→ **Data entries**
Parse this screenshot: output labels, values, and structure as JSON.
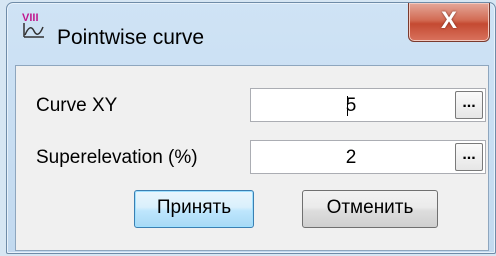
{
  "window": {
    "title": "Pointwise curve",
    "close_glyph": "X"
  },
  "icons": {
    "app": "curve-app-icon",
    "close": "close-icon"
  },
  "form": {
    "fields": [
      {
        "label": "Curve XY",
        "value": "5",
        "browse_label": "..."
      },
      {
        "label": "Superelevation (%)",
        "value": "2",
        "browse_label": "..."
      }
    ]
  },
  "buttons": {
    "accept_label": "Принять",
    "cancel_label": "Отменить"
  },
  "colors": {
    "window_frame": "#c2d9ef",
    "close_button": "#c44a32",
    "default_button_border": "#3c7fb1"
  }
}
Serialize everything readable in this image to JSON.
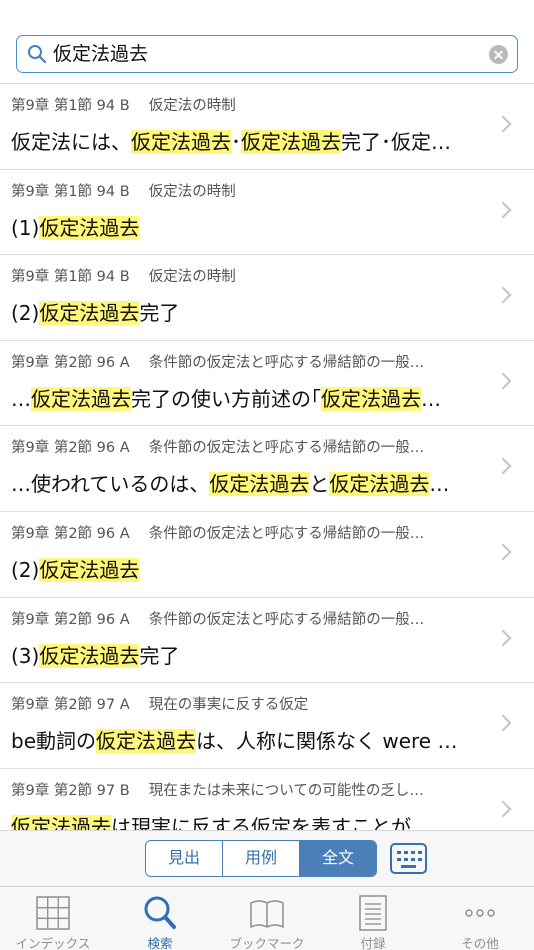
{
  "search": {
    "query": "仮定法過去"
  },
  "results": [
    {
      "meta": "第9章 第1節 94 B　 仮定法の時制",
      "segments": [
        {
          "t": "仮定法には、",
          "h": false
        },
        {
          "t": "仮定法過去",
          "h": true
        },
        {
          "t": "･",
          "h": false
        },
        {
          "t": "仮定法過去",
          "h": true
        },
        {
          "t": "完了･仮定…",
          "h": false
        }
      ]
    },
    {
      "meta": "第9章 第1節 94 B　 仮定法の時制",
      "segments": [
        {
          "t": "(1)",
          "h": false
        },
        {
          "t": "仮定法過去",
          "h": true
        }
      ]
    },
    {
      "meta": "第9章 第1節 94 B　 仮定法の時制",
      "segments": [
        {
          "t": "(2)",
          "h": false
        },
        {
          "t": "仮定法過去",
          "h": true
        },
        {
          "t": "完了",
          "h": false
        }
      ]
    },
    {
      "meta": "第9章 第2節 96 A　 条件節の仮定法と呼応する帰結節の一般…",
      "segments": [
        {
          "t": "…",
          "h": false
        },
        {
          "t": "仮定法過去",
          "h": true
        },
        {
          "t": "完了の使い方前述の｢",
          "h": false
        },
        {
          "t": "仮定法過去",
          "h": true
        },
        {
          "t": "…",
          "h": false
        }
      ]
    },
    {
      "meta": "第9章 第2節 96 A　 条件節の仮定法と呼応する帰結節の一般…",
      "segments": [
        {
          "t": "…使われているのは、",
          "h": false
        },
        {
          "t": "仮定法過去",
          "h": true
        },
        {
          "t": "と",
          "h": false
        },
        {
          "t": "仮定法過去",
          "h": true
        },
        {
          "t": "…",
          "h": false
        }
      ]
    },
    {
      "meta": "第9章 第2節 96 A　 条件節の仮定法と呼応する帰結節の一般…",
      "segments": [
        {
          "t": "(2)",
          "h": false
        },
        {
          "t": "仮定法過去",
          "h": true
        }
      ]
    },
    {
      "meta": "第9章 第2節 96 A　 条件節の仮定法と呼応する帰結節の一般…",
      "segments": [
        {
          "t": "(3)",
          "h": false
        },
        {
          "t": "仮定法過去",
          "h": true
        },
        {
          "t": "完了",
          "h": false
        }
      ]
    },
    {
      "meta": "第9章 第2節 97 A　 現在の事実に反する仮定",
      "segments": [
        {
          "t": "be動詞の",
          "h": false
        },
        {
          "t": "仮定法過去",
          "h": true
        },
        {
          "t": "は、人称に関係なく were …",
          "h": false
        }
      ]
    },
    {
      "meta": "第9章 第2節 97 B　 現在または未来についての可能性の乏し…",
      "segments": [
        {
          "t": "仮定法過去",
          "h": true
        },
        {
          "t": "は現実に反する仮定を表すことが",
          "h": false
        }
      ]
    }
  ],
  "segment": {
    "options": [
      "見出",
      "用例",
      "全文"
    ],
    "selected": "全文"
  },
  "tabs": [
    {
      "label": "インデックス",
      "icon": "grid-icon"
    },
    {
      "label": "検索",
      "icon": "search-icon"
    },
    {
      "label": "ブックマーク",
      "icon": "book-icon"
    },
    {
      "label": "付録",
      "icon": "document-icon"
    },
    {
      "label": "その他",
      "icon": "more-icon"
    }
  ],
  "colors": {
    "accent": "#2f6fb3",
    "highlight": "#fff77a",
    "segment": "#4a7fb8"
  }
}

→ **Objective**
Set down the complete material exactly, but do not include the images.

→ **Worked answer**
Parse this screenshot: output labels, values, and structure as JSON.
{
  "window": {
    "title": "Pointwise curve",
    "close_glyph": "X"
  },
  "icons": {
    "app": "curve-app-icon",
    "close": "close-icon"
  },
  "form": {
    "fields": [
      {
        "label": "Curve XY",
        "value": "5",
        "browse_label": "..."
      },
      {
        "label": "Superelevation (%)",
        "value": "2",
        "browse_label": "..."
      }
    ]
  },
  "buttons": {
    "accept_label": "Принять",
    "cancel_label": "Отменить"
  },
  "colors": {
    "window_frame": "#c2d9ef",
    "close_button": "#c44a32",
    "default_button_border": "#3c7fb1"
  }
}
Serialize everything readable in this image to JSON.
{
  "search": {
    "query": "仮定法過去"
  },
  "results": [
    {
      "meta": "第9章 第1節 94 B　 仮定法の時制",
      "segments": [
        {
          "t": "仮定法には、",
          "h": false
        },
        {
          "t": "仮定法過去",
          "h": true
        },
        {
          "t": "･",
          "h": false
        },
        {
          "t": "仮定法過去",
          "h": true
        },
        {
          "t": "完了･仮定…",
          "h": false
        }
      ]
    },
    {
      "meta": "第9章 第1節 94 B　 仮定法の時制",
      "segments": [
        {
          "t": "(1)",
          "h": false
        },
        {
          "t": "仮定法過去",
          "h": true
        }
      ]
    },
    {
      "meta": "第9章 第1節 94 B　 仮定法の時制",
      "segments": [
        {
          "t": "(2)",
          "h": false
        },
        {
          "t": "仮定法過去",
          "h": true
        },
        {
          "t": "完了",
          "h": false
        }
      ]
    },
    {
      "meta": "第9章 第2節 96 A　 条件節の仮定法と呼応する帰結節の一般…",
      "segments": [
        {
          "t": "…",
          "h": false
        },
        {
          "t": "仮定法過去",
          "h": true
        },
        {
          "t": "完了の使い方前述の｢",
          "h": false
        },
        {
          "t": "仮定法過去",
          "h": true
        },
        {
          "t": "…",
          "h": false
        }
      ]
    },
    {
      "meta": "第9章 第2節 96 A　 条件節の仮定法と呼応する帰結節の一般…",
      "segments": [
        {
          "t": "…使われているのは、",
          "h": false
        },
        {
          "t": "仮定法過去",
          "h": true
        },
        {
          "t": "と",
          "h": false
        },
        {
          "t": "仮定法過去",
          "h": true
        },
        {
          "t": "…",
          "h": false
        }
      ]
    },
    {
      "meta": "第9章 第2節 96 A　 条件節の仮定法と呼応する帰結節の一般…",
      "segments": [
        {
          "t": "(2)",
          "h": false
        },
        {
          "t": "仮定法過去",
          "h": true
        }
      ]
    },
    {
      "meta": "第9章 第2節 96 A　 条件節の仮定法と呼応する帰結節の一般…",
      "segments": [
        {
          "t": "(3)",
          "h": false
        },
        {
          "t": "仮定法過去",
          "h": true
        },
        {
          "t": "完了",
          "h": false
        }
      ]
    },
    {
      "meta": "第9章 第2節 97 A　 現在の事実に反する仮定",
      "segments": [
        {
          "t": "be動詞の",
          "h": false
        },
        {
          "t": "仮定法過去",
          "h": true
        },
        {
          "t": "は、人称に関係なく were …",
          "h": false
        }
      ]
    },
    {
      "meta": "第9章 第2節 97 B　 現在または未来についての可能性の乏し…",
      "segments": [
        {
          "t": "仮定法過去",
          "h": true
        },
        {
          "t": "は現実に反する仮定を表すことが",
          "h": false
        }
      ]
    }
  ],
  "segment": {
    "options": [
      "見出",
      "用例",
      "全文"
    ],
    "selected": "全文"
  },
  "tabs": [
    {
      "label": "インデックス",
      "icon": "grid-icon"
    },
    {
      "label": "検索",
      "icon": "search-icon"
    },
    {
      "label": "ブックマーク",
      "icon": "book-icon"
    },
    {
      "label": "付録",
      "icon": "document-icon"
    },
    {
      "label": "その他",
      "icon": "more-icon"
    }
  ],
  "colors": {
    "accent": "#2f6fb3",
    "highlight": "#fff77a",
    "segment": "#4a7fb8"
  }
}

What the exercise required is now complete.